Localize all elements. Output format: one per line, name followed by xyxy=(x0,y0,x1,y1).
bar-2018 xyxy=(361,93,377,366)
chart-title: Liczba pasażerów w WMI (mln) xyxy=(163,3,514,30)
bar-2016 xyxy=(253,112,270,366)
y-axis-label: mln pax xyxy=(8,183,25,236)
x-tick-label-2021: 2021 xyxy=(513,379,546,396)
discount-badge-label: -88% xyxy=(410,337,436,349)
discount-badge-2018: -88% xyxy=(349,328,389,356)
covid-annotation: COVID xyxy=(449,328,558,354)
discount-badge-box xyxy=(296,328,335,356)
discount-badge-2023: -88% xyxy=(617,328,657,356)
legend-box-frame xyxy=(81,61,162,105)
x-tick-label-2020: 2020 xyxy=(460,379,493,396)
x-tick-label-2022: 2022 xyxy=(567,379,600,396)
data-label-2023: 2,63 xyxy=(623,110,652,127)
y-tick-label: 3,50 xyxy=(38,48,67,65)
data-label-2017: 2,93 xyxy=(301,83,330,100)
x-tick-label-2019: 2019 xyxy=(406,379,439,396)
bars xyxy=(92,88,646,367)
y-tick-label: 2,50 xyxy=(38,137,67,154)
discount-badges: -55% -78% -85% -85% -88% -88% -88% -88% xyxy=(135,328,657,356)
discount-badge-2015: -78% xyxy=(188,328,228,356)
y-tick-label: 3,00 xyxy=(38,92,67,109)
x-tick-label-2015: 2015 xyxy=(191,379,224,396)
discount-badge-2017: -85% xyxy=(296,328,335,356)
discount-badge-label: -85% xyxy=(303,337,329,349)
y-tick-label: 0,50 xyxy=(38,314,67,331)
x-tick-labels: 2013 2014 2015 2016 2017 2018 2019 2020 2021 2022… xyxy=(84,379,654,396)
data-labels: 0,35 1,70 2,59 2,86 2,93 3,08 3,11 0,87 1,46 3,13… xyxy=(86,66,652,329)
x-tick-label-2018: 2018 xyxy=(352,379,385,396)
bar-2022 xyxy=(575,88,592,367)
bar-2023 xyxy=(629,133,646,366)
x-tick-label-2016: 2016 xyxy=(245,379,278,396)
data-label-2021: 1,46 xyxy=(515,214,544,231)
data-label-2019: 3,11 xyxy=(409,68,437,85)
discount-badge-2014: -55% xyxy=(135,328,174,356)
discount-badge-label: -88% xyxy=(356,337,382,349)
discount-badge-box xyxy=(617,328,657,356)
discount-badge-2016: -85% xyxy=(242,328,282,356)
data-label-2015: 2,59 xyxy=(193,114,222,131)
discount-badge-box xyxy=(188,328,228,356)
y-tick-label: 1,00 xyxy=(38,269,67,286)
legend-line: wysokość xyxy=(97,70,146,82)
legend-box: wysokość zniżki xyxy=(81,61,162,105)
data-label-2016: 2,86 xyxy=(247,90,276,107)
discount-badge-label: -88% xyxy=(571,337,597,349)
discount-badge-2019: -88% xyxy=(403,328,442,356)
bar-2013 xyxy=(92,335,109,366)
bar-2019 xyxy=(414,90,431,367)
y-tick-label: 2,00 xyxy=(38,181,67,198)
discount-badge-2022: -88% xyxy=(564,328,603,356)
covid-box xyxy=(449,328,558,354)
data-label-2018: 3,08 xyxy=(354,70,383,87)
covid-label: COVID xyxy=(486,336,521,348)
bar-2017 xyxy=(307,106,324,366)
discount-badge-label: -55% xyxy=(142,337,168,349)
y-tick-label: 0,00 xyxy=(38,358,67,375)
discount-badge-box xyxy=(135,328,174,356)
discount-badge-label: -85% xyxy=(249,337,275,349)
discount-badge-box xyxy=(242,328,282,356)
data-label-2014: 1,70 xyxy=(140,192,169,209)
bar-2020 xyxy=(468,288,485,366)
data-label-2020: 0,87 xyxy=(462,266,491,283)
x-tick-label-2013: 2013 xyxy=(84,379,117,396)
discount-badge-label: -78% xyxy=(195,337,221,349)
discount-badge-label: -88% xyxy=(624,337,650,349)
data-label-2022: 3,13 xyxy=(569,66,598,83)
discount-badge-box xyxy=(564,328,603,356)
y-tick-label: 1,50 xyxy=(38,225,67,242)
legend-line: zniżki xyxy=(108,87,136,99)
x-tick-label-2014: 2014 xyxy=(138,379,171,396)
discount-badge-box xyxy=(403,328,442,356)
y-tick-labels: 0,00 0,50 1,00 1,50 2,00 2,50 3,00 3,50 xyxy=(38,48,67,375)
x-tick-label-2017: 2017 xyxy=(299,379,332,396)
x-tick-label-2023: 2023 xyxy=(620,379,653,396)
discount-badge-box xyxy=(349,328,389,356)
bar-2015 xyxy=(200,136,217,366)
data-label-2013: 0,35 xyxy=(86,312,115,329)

* * *

● Aim of the exercise
Recast the rows above as a numbered list, covering the stretch from the first row through the line containing "y-tick-label: 0,50 xyxy=(38,314,67,331)", both included, with blank lines omitted.

● The response
1. Localize all elements. Output format: one per line, name followed by xyxy=(x0,y0,x1,y1).
2. bar-2018 xyxy=(361,93,377,366)
3. chart-title: Liczba pasażerów w WMI (mln) xyxy=(163,3,514,30)
4. bar-2016 xyxy=(253,112,270,366)
5. y-axis-label: mln pax xyxy=(8,183,25,236)
6. x-tick-label-2021: 2021 xyxy=(513,379,546,396)
7. discount-badge-label: -88% xyxy=(410,337,436,349)
8. discount-badge-2018: -88% xyxy=(349,328,389,356)
9. covid-annotation: COVID xyxy=(449,328,558,354)
10. discount-badge-box xyxy=(296,328,335,356)
11. discount-badge-2023: -88% xyxy=(617,328,657,356)
12. legend-box-frame xyxy=(81,61,162,105)
13. x-tick-label-2020: 2020 xyxy=(460,379,493,396)
14. x-tick-label-2022: 2022 xyxy=(567,379,600,396)
15. data-label-2023: 2,63 xyxy=(623,110,652,127)
16. y-tick-label: 3,50 xyxy=(38,48,67,65)
17. data-label-2017: 2,93 xyxy=(301,83,330,100)
18. x-tick-label-2019: 2019 xyxy=(406,379,439,396)
19. bars xyxy=(92,88,646,367)
20. y-tick-label: 2,50 xyxy=(38,137,67,154)
21. discount-badges: -55% -78% -85% -85% -88% -88% -88% -88% xyxy=(135,328,657,356)
22. discount-badge-2015: -78% xyxy=(188,328,228,356)
23. y-tick-label: 3,00 xyxy=(38,92,67,109)
24. x-tick-label-2015: 2015 xyxy=(191,379,224,396)
25. discount-badge-2017: -85% xyxy=(296,328,335,356)
26. discount-badge-label: -85% xyxy=(303,337,329,349)
27. y-tick-label: 0,50 xyxy=(38,314,67,331)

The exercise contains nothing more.